Each entry that follows is to be retyped exactly. Pictures do not belong in the copy.

-- Begin EXERCISE INPUTS --

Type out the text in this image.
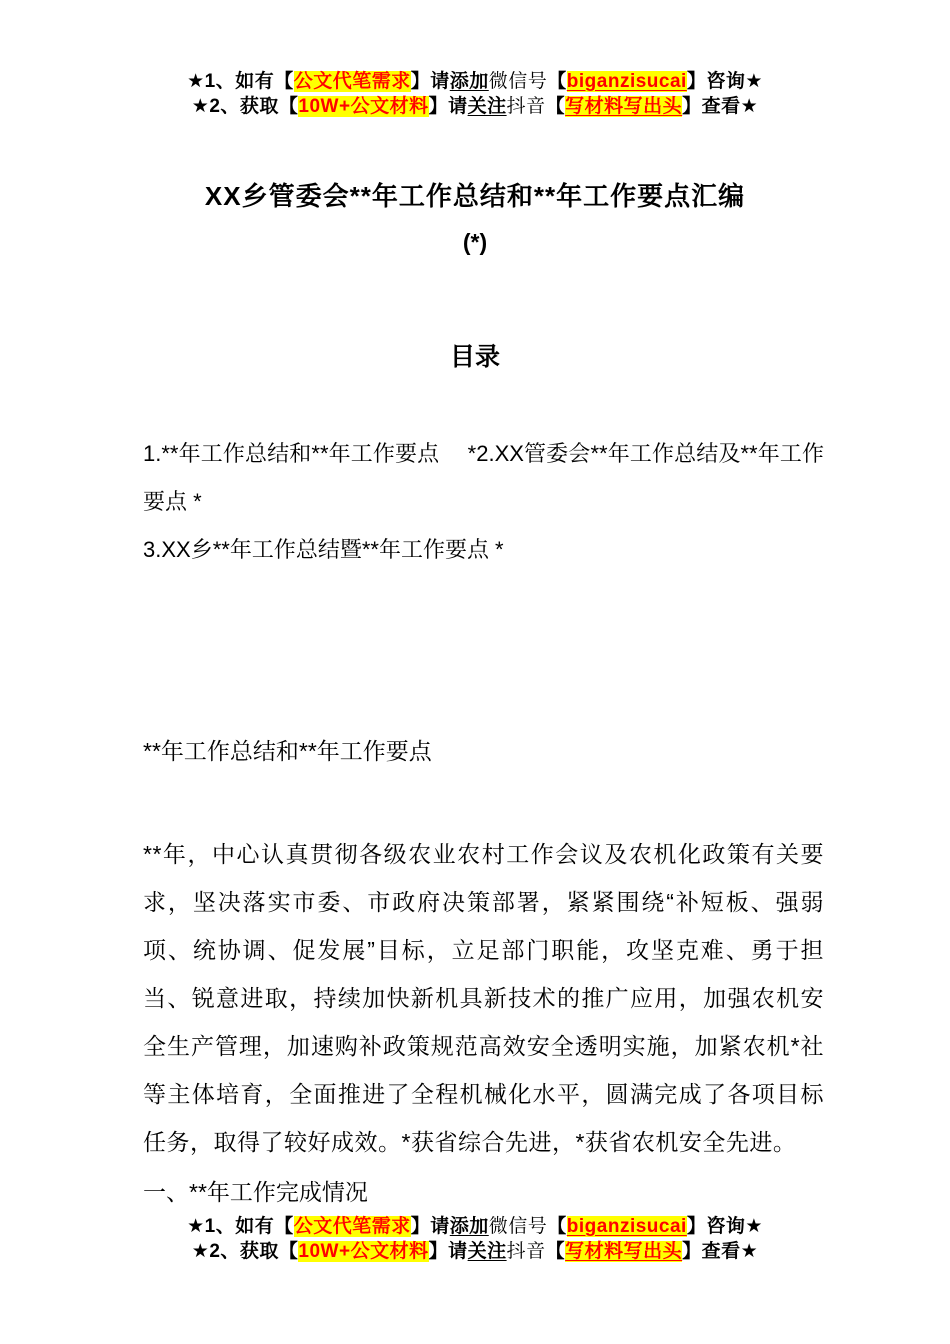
★1、如有【公文代笔需求】请添加微信号【biganzisucai】咨询★
★2、获取【10W+公文材料】请关注抖音【写材料写出头】查看★
XX乡管委会**年工作总结和**年工作要点汇编
(*)
目录

1.**年工作总结和**年工作要点　 *2.XX管委会**年工作总结及**年工作要点 *

3.XX乡**年工作总结暨**年工作要点 *

**年工作总结和**年工作要点

**年，中心认真贯彻各级农业农村工作会议及农机化政策有关要求，坚决落实市委、市政府决策部署，紧紧围绕“补短板、强弱项、统协调、促发展”目标，立足部门职能，攻坚克难、勇于担当、锐意进取，持续加快新机具新技术的推广应用，加强农机安全生产管理，加速购补政策规范高效安全透明实施，加紧农机*社等主体培育，全面推进了全程机械化水平，圆满完成了各项目标任务，取得了较好成效。*获省综合先进，*获省农机安全先进。

一、**年工作完成情况

★1、如有【公文代笔需求】请添加微信号【biganzisucai】咨询★
★2、获取【10W+公文材料】请关注抖音【写材料写出头】查看★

-- End EXERCISE INPUTS --

**OUTPUT:**
Type out the text in this image.
★1、如有【公文代笔需求】请添加微信号【biganzisucai】咨询★
★2、获取【10W+公文材料】请关注抖音【写材料写出头】查看★
XX乡管委会**年工作总结和**年工作要点汇编
(*)
目录

1.**年工作总结和**年工作要点　 *2.XX管委会**年工作总结及**年工作要点 *

3.XX乡**年工作总结暨**年工作要点 *

**年工作总结和**年工作要点

**年，中心认真贯彻各级农业农村工作会议及农机化政策有关要求，坚决落实市委、市政府决策部署，紧紧围绕“补短板、强弱项、统协调、促发展”目标，立足部门职能，攻坚克难、勇于担当、锐意进取，持续加快新机具新技术的推广应用，加强农机安全生产管理，加速购补政策规范高效安全透明实施，加紧农机*社等主体培育，全面推进了全程机械化水平，圆满完成了各项目标任务，取得了较好成效。*获省综合先进，*获省农机安全先进。

一、**年工作完成情况

★1、如有【公文代笔需求】请添加微信号【biganzisucai】咨询★
★2、获取【10W+公文材料】请关注抖音【写材料写出头】查看★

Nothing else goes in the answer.